▸ Stated goal
Leave out the pictures and copy the remaining records exactly.
:: Information shown
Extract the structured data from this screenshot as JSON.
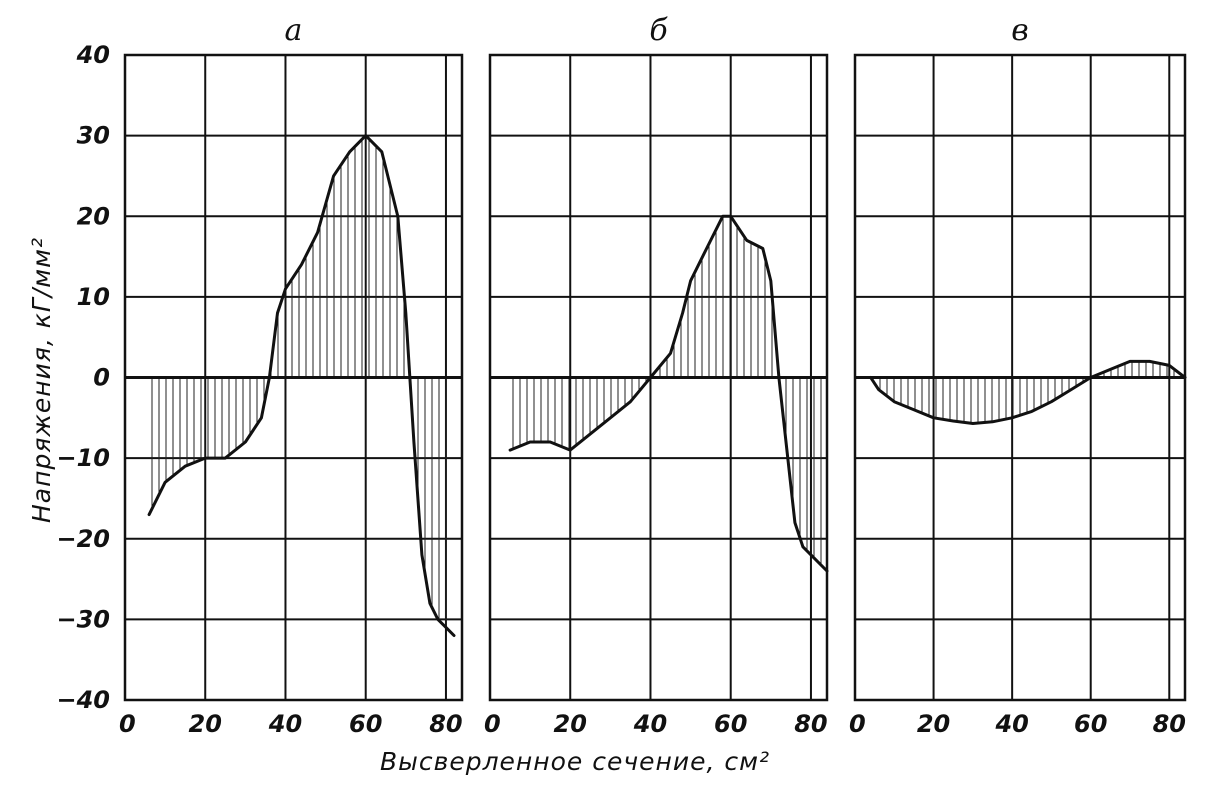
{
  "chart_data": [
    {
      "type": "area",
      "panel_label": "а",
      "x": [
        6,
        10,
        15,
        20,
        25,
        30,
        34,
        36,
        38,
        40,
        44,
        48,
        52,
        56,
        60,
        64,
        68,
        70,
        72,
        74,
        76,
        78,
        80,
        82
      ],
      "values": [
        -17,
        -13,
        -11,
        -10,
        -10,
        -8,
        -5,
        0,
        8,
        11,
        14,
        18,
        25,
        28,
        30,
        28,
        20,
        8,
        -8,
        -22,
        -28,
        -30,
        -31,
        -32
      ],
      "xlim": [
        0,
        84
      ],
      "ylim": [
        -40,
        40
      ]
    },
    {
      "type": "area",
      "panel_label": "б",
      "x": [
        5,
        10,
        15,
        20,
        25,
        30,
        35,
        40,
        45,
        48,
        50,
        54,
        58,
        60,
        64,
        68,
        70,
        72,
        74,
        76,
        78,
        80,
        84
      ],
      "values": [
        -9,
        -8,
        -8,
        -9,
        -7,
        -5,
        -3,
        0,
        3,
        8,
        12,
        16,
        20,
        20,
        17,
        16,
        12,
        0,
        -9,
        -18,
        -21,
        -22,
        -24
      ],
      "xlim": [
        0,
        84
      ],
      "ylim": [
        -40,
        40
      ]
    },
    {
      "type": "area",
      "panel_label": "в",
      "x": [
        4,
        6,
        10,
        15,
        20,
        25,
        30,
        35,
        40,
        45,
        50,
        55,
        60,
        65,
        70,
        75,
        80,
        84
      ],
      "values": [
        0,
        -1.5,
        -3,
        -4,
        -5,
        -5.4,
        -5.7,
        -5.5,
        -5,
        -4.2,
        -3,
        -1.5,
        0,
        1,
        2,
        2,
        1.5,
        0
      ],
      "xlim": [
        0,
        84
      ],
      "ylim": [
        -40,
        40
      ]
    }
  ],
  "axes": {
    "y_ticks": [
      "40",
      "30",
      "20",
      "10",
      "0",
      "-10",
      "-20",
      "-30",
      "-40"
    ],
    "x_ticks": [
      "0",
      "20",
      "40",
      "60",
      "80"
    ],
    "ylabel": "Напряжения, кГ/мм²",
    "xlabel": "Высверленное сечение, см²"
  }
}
::::
▸ Solved exercise
Extract the structured data from this screenshot as JSON.
{
  "chart_data": [
    {
      "type": "area",
      "panel_label": "а",
      "x": [
        6,
        10,
        15,
        20,
        25,
        30,
        34,
        36,
        38,
        40,
        44,
        48,
        52,
        56,
        60,
        64,
        68,
        70,
        72,
        74,
        76,
        78,
        80,
        82
      ],
      "values": [
        -17,
        -13,
        -11,
        -10,
        -10,
        -8,
        -5,
        0,
        8,
        11,
        14,
        18,
        25,
        28,
        30,
        28,
        20,
        8,
        -8,
        -22,
        -28,
        -30,
        -31,
        -32
      ],
      "xlim": [
        0,
        84
      ],
      "ylim": [
        -40,
        40
      ]
    },
    {
      "type": "area",
      "panel_label": "б",
      "x": [
        5,
        10,
        15,
        20,
        25,
        30,
        35,
        40,
        45,
        48,
        50,
        54,
        58,
        60,
        64,
        68,
        70,
        72,
        74,
        76,
        78,
        80,
        84
      ],
      "values": [
        -9,
        -8,
        -8,
        -9,
        -7,
        -5,
        -3,
        0,
        3,
        8,
        12,
        16,
        20,
        20,
        17,
        16,
        12,
        0,
        -9,
        -18,
        -21,
        -22,
        -24
      ],
      "xlim": [
        0,
        84
      ],
      "ylim": [
        -40,
        40
      ]
    },
    {
      "type": "area",
      "panel_label": "в",
      "x": [
        4,
        6,
        10,
        15,
        20,
        25,
        30,
        35,
        40,
        45,
        50,
        55,
        60,
        65,
        70,
        75,
        80,
        84
      ],
      "values": [
        0,
        -1.5,
        -3,
        -4,
        -5,
        -5.4,
        -5.7,
        -5.5,
        -5,
        -4.2,
        -3,
        -1.5,
        0,
        1,
        2,
        2,
        1.5,
        0
      ],
      "xlim": [
        0,
        84
      ],
      "ylim": [
        -40,
        40
      ]
    }
  ],
  "axes": {
    "y_ticks": [
      "40",
      "30",
      "20",
      "10",
      "0",
      "-10",
      "-20",
      "-30",
      "-40"
    ],
    "x_ticks": [
      "0",
      "20",
      "40",
      "60",
      "80"
    ],
    "ylabel": "Напряжения, кГ/мм²",
    "xlabel": "Высверленное сечение, см²"
  }
}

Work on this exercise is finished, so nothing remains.